## 文档正文
In [None]:
import pandas as pd
import numpy as np
import cv2
import os
from tqdm import tqdm

# ====== 参数设置 ======
csv_path = r"C:\Users\Public\projects\601\cleaned_final_data.csv"  # 修改为你的实际路径
output_csv_path = r"C:\Users\Public\projects\601\final_data.csv"
resize_width = 500  # 不缩放原图（若想缩小计算量可设为100）
n_bins = 32  # RGB 颜色量化等级

# ====== 加载数据 ======
df = pd.read_csv(csv_path)
if "image_path" not in df.columns:
    raise ValueError("CSV 文件中未找到 'image_path' 列，请检查列名是否正确")

image_paths = df["image_path"].dropna().tolist()

# ====== 颜色处理函数 ======
def quantize_rgb(img, n_bins):
    return (img // (256 // n_bins)).astype(int)

def encode_colors(quantized_img, n_bins):
    return (quantized_img[:, :, 0] * n_bins * n_bins +
            quantized_img[:, :, 1] * n_bins +
            quantized_img[:, :, 2])

def count_distinct_colors(path, n_bins, resize_width):
    try:
        if not os.path.exists(path):
            return np.nan
        img = cv2.imread(path)
        if img is None:
            return np.nan
        img = cv2.cvtColor(img, cv2.COLOR_BGR2RGB)

## 已知信息

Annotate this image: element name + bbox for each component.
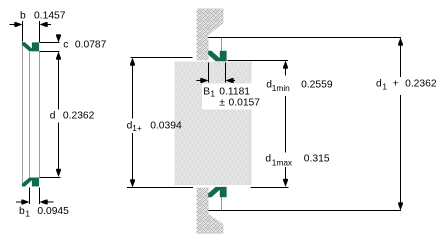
label d1+ 0.0394 [127, 120, 182, 133]
svg-text:0.2559: 0.2559 [301, 80, 333, 91]
dimension line d1 (right, vertical) [398, 38, 403, 46]
svg-text:±: ± [219, 97, 225, 108]
label d1min 0.2559 [266, 80, 333, 94]
label d1max 0.315 [265, 154, 329, 168]
svg-text:+: + [393, 79, 399, 90]
svg-text:1max: 1max [272, 157, 293, 167]
svg-text:0.0945: 0.0945 [37, 206, 69, 217]
dimension line b, left arrow [10, 22, 23, 27]
svg-text:0.2362: 0.2362 [405, 79, 437, 90]
dimension d arrow (points down) [56, 169, 61, 177]
bore line bottom (gray) [221, 198, 223, 211]
svg-text:0.0394: 0.0394 [150, 120, 182, 131]
label c 0.0787 [63, 40, 106, 51]
svg-text:0.0787: 0.0787 [75, 40, 107, 51]
bore line top (gray) [221, 38, 223, 51]
svg-text:B: B [203, 86, 210, 97]
extension line b right [39, 21, 41, 42]
housing bar top (stippled) [197, 9, 224, 61]
svg-text:1+: 1+ [132, 123, 142, 133]
B1 right arrow [226, 78, 236, 83]
B1 left arrow [196, 78, 208, 83]
dimension b1 right arrow [40, 200, 54, 205]
bottom seal (green) installed [208, 187, 226, 197]
svg-text:b: b [20, 11, 26, 22]
extension line d1 bottom [209, 210, 402, 212]
dimension c extension lines [40, 42, 60, 44]
svg-text:0.315: 0.315 [304, 154, 330, 165]
bottom seal cross-section (green, mirrored) [22, 178, 39, 187]
label d 0.2362 [50, 111, 95, 122]
housing bar bottom (stippled) [197, 188, 224, 234]
extension line d1max [251, 187, 289, 189]
label d1 + 0.2362 [376, 79, 437, 92]
label plus-minus 0.0157 [219, 97, 260, 108]
extension line d bottom [40, 177, 61, 179]
shaft cross-section block [175, 62, 252, 186]
white backing for B1 labels [202, 84, 261, 110]
dimension line d1min/d1max (vertical) [283, 61, 288, 69]
label b 0.1457 [20, 11, 66, 22]
svg-text:0.1457: 0.1457 [34, 11, 66, 22]
top seal cross-section (green) [22, 42, 39, 51]
svg-text:1: 1 [382, 82, 387, 92]
label B1 0.1181 [203, 86, 250, 98]
svg-text:1min: 1min [272, 83, 290, 93]
dimension line b, right arrow [40, 22, 52, 27]
extension line left top [131, 57, 193, 59]
seal ring outline lines (gray) [23, 45, 40, 184]
extension line d1min [228, 60, 289, 62]
svg-text:d: d [265, 154, 271, 165]
dimension c arrow top (points down) [56, 34, 61, 42]
svg-text:0.1181: 0.1181 [219, 86, 250, 97]
dimension line d1+0.0394 (left, vertical) [130, 58, 135, 66]
dimension c arrow bottom (points up) [56, 52, 61, 60]
svg-text:c: c [63, 40, 68, 51]
svg-text:1: 1 [25, 208, 30, 218]
svg-text:d: d [50, 111, 56, 122]
svg-text:d: d [376, 79, 382, 90]
extension line left bottom [127, 187, 193, 189]
label b1 0.0945 [19, 206, 69, 218]
extension line b left [22, 21, 24, 42]
B1 extension lines [208, 63, 210, 83]
extension line d1 top [209, 37, 402, 39]
svg-text:0.0157: 0.0157 [229, 97, 261, 108]
svg-text:1: 1 [210, 89, 215, 99]
extension lines b1 [29, 188, 31, 205]
top seal (green) installed [208, 51, 226, 62]
dimension b1 left arrow [16, 200, 30, 205]
svg-text:b: b [19, 206, 25, 217]
svg-text:0.2362: 0.2362 [63, 111, 95, 122]
dimension line d (vertical with text gap) [58, 53, 60, 110]
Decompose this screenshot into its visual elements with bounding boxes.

## 任务目标
从最后一行之后开始，续写这段统计图像不同颜色数量的 Python 代码。

## 任务答复
        h, w = img.shape[:2]
        if w != resize_width:
            scale = resize_width / w
            img = cv2.resize(img, (resize_width, int(h * scale)))
        quantized = quantize_rgb(img, n_bins)
        encoded = encode_colors(quantized, n_bins)
        unique_colors = np.unique(encoded)
        return len(unique_colors)
    except Exception as e:
        print(f"Error processing {path}: {e}")
        return np.nan

# ====== 批量处理图像 ======
color_counts = []
for path in tqdm(image_paths, desc=f"Processing images with N={n_bins}"):
    count = count_distinct_colors(path, n_bins, resize_width)
    color_counts.append(count)

# ====== 保存结果 ======
df["color_counter"] = color_counts
df.to_csv(output_csv_path, index=False)
print(f"\n✅ 已生成带 color_counter 列的文件：{output_csv_path}")